*Task to carry out:* Print the entries that appear below, exactly as written and without their pictures.

*Items listed in a dataset:*
— BEGIN —
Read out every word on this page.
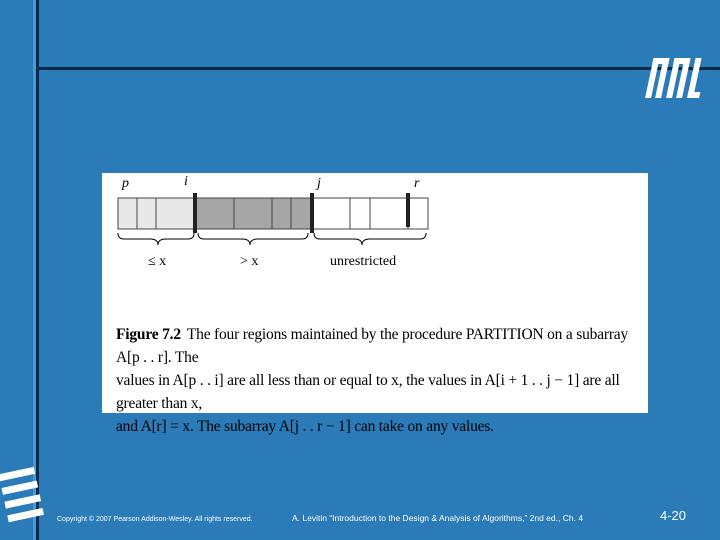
p	i	j	r
≤ x	> x	unrestricted
Figure 7.2 The four regions maintained by the procedure PARTITION on a subarray A[p . . r]. The
values in A[p . . i] are all less than or equal to x, the values in A[i + 1 . . j − 1] are all greater than x,
and A[r] = x. The subarray A[j . . r − 1] can take on any values.
Copyright © 2007 Pearson Addison-Wesley. All rights reserved.	A. Levitin “Introduction to the Design & Analysis of Algorithms,” 2nd ed., Ch. 4	4-20
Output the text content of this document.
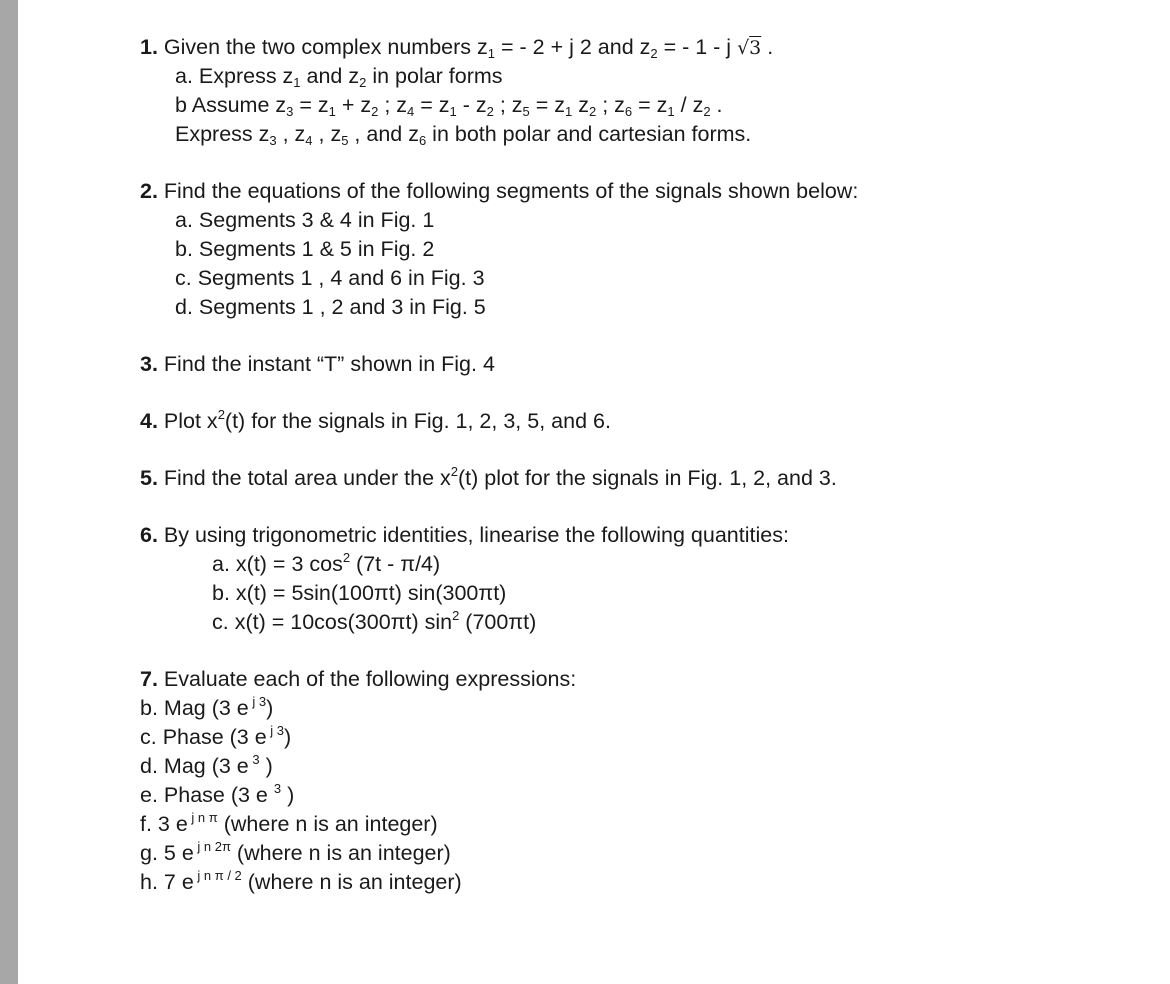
1. Given the two complex numbers $z_1$ = - 2 + j 2 and $z_2$ = - 1 - j √3 .
a. Express $z_1$ and $z_2$ in polar forms
b Assume $z_3 = z_1 + z_2$ ; $z_4 = z_1 - z_2$ ; $z_5 = z_1$ $z_2$ ; $z_6 = z_1 / z_2$ .
Express $z_3$ , $z_4$ , $z_5$ , and $z_6$ in both polar and cartesian forms.
2. Find the equations of the following segments of the signals shown below:
a. Segments 3 & 4 in Fig. 1
b. Segments 1 & 5 in Fig. 2
c. Segments 1 , 4 and 6 in Fig. 3
d. Segments 1 , 2 and 3 in Fig. 5
3. Find the instant “T” shown in Fig. 4
4. Plot $x^2(t)$ for the signals in Fig. 1, 2, 3, 5, and 6.
5. Find the total area under the $x^2(t)$ plot for the signals in Fig. 1, 2, and 3.
6. By using trigonometric identities, linearise the following quantities:
a. x(t) = 3 $\cos^2 (7t - \pi/4)$
b. x(t) = 5sin(100πt) sin(300πt)
c. x(t) = 10cos(300πt) $\sin^2 (700\pi t)$
7. Evaluate each of the following expressions:
b. Mag (3 e $^{j 3}$)
c. Phase (3 e $^{j 3}$)
d. Mag (3 e $^3$ )
e. Phase (3 e $^3$ )
f. 3 e $^{j n \pi}$ (where n is an integer)
g. 5 e $^{j n 2\pi}$ (where n is an integer)
h. 7 e $^{j n \pi / 2}$ (where n is an integer)
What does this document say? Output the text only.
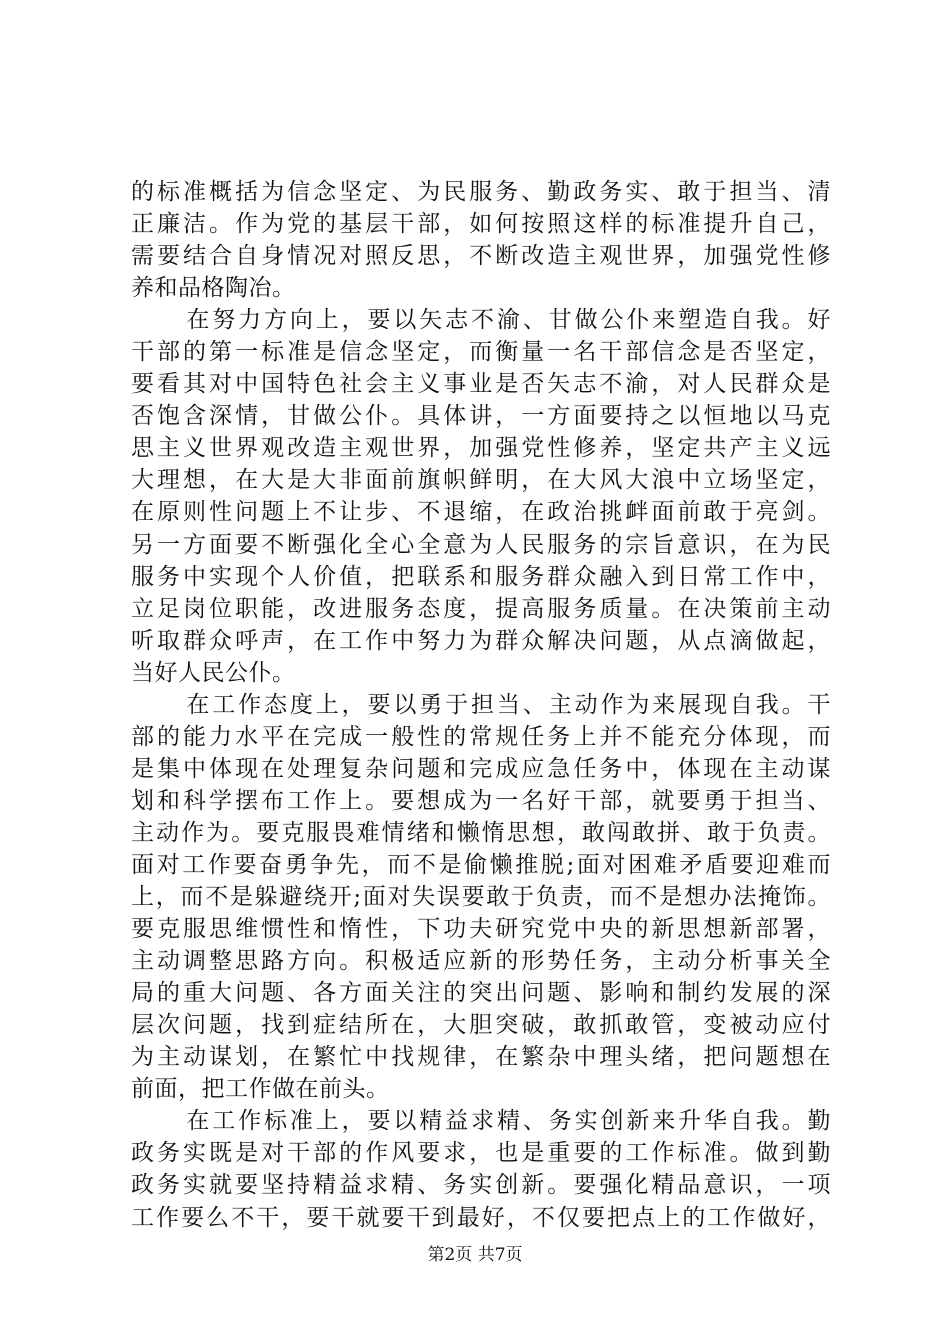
的标准概括为信念坚定、为民服务、勤政务实、敢于担当、清
正廉洁。作为党的基层干部，如何按照这样的标准提升自己，
需要结合自身情况对照反思，不断改造主观世界，加强党性修
养和品格陶冶。
在努力方向上，要以矢志不渝、甘做公仆来塑造自我。好
干部的第一标准是信念坚定，而衡量一名干部信念是否坚定，
要看其对中国特色社会主义事业是否矢志不渝，对人民群众是
否饱含深情，甘做公仆。具体讲，一方面要持之以恒地以马克
思主义世界观改造主观世界，加强党性修养，坚定共产主义远
大理想，在大是大非面前旗帜鲜明，在大风大浪中立场坚定，
在原则性问题上不让步、不退缩，在政治挑衅面前敢于亮剑。
另一方面要不断强化全心全意为人民服务的宗旨意识，在为民
服务中实现个人价值，把联系和服务群众融入到日常工作中，
立足岗位职能，改进服务态度，提高服务质量。在决策前主动
听取群众呼声，在工作中努力为群众解决问题，从点滴做起，
当好人民公仆。
在工作态度上，要以勇于担当、主动作为来展现自我。干
部的能力水平在完成一般性的常规任务上并不能充分体现，而
是集中体现在处理复杂问题和完成应急任务中，体现在主动谋
划和科学摆布工作上。要想成为一名好干部，就要勇于担当、
主动作为。要克服畏难情绪和懒惰思想，敢闯敢拼、敢于负责。
面对工作要奋勇争先，而不是偷懒推脱;面对困难矛盾要迎难而
上，而不是躲避绕开;面对失误要敢于负责，而不是想办法掩饰。
要克服思维惯性和惰性，下功夫研究党中央的新思想新部署，
主动调整思路方向。积极适应新的形势任务，主动分析事关全
局的重大问题、各方面关注的突出问题、影响和制约发展的深
层次问题，找到症结所在，大胆突破，敢抓敢管，变被动应付
为主动谋划，在繁忙中找规律，在繁杂中理头绪，把问题想在
前面，把工作做在前头。
在工作标准上，要以精益求精、务实创新来升华自我。勤
政务实既是对干部的作风要求，也是重要的工作标准。做到勤
政务实就要坚持精益求精、务实创新。要强化精品意识，一项
工作要么不干，要干就要干到最好，不仅要把点上的工作做好，
第2页 共7页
— END —
*Answer to this task:*
Read out every word on this page.
p	i	j	r
≤ x	> x	unrestricted
Figure 7.2 The four regions maintained by the procedure PARTITION on a subarray A[p . . r]. The
values in A[p . . i] are all less than or equal to x, the values in A[i + 1 . . j − 1] are all greater than x,
and A[r] = x. The subarray A[j . . r − 1] can take on any values.
Copyright © 2007 Pearson Addison-Wesley. All rights reserved.	A. Levitin “Introduction to the Design & Analysis of Algorithms,” 2nd ed., Ch. 4	4-20
Output the text content of this document.
1. Given the two complex numbers $z_1$ = - 2 + j 2 and $z_2$ = - 1 - j √3 .
a. Express $z_1$ and $z_2$ in polar forms
b Assume $z_3 = z_1 + z_2$ ; $z_4 = z_1 - z_2$ ; $z_5 = z_1$ $z_2$ ; $z_6 = z_1 / z_2$ .
Express $z_3$ , $z_4$ , $z_5$ , and $z_6$ in both polar and cartesian forms.
2. Find the equations of the following segments of the signals shown below:
a. Segments 3 & 4 in Fig. 1
b. Segments 1 & 5 in Fig. 2
c. Segments 1 , 4 and 6 in Fig. 3
d. Segments 1 , 2 and 3 in Fig. 5
3. Find the instant “T” shown in Fig. 4
4. Plot $x^2(t)$ for the signals in Fig. 1, 2, 3, 5, and 6.
5. Find the total area under the $x^2(t)$ plot for the signals in Fig. 1, 2, and 3.
6. By using trigonometric identities, linearise the following quantities:
a. x(t) = 3 $\cos^2 (7t - \pi/4)$
b. x(t) = 5sin(100πt) sin(300πt)
c. x(t) = 10cos(300πt) $\sin^2 (700\pi t)$
7. Evaluate each of the following expressions:
b. Mag (3 e $^{j 3}$)
c. Phase (3 e $^{j 3}$)
d. Mag (3 e $^3$ )
e. Phase (3 e $^3$ )
f. 3 e $^{j n \pi}$ (where n is an integer)
g. 5 e $^{j n 2\pi}$ (where n is an integer)
h. 7 e $^{j n \pi / 2}$ (where n is an integer)
What does this document say? Output the text only.
的标准概括为信念坚定、为民服务、勤政务实、敢于担当、清
正廉洁。作为党的基层干部，如何按照这样的标准提升自己，
需要结合自身情况对照反思，不断改造主观世界，加强党性修
养和品格陶冶。
在努力方向上，要以矢志不渝、甘做公仆来塑造自我。好
干部的第一标准是信念坚定，而衡量一名干部信念是否坚定，
要看其对中国特色社会主义事业是否矢志不渝，对人民群众是
否饱含深情，甘做公仆。具体讲，一方面要持之以恒地以马克
思主义世界观改造主观世界，加强党性修养，坚定共产主义远
大理想，在大是大非面前旗帜鲜明，在大风大浪中立场坚定，
在原则性问题上不让步、不退缩，在政治挑衅面前敢于亮剑。
另一方面要不断强化全心全意为人民服务的宗旨意识，在为民
服务中实现个人价值，把联系和服务群众融入到日常工作中，
立足岗位职能，改进服务态度，提高服务质量。在决策前主动
听取群众呼声，在工作中努力为群众解决问题，从点滴做起，
当好人民公仆。
在工作态度上，要以勇于担当、主动作为来展现自我。干
部的能力水平在完成一般性的常规任务上并不能充分体现，而
是集中体现在处理复杂问题和完成应急任务中，体现在主动谋
划和科学摆布工作上。要想成为一名好干部，就要勇于担当、
主动作为。要克服畏难情绪和懒惰思想，敢闯敢拼、敢于负责。
面对工作要奋勇争先，而不是偷懒推脱;面对困难矛盾要迎难而
上，而不是躲避绕开;面对失误要敢于负责，而不是想办法掩饰。
要克服思维惯性和惰性，下功夫研究党中央的新思想新部署，
主动调整思路方向。积极适应新的形势任务，主动分析事关全
局的重大问题、各方面关注的突出问题、影响和制约发展的深
层次问题，找到症结所在，大胆突破，敢抓敢管，变被动应付
为主动谋划，在繁忙中找规律，在繁杂中理头绪，把问题想在
前面，把工作做在前头。
在工作标准上，要以精益求精、务实创新来升华自我。勤
政务实既是对干部的作风要求，也是重要的工作标准。做到勤
政务实就要坚持精益求精、务实创新。要强化精品意识，一项
工作要么不干，要干就要干到最好，不仅要把点上的工作做好，
第2页 共7页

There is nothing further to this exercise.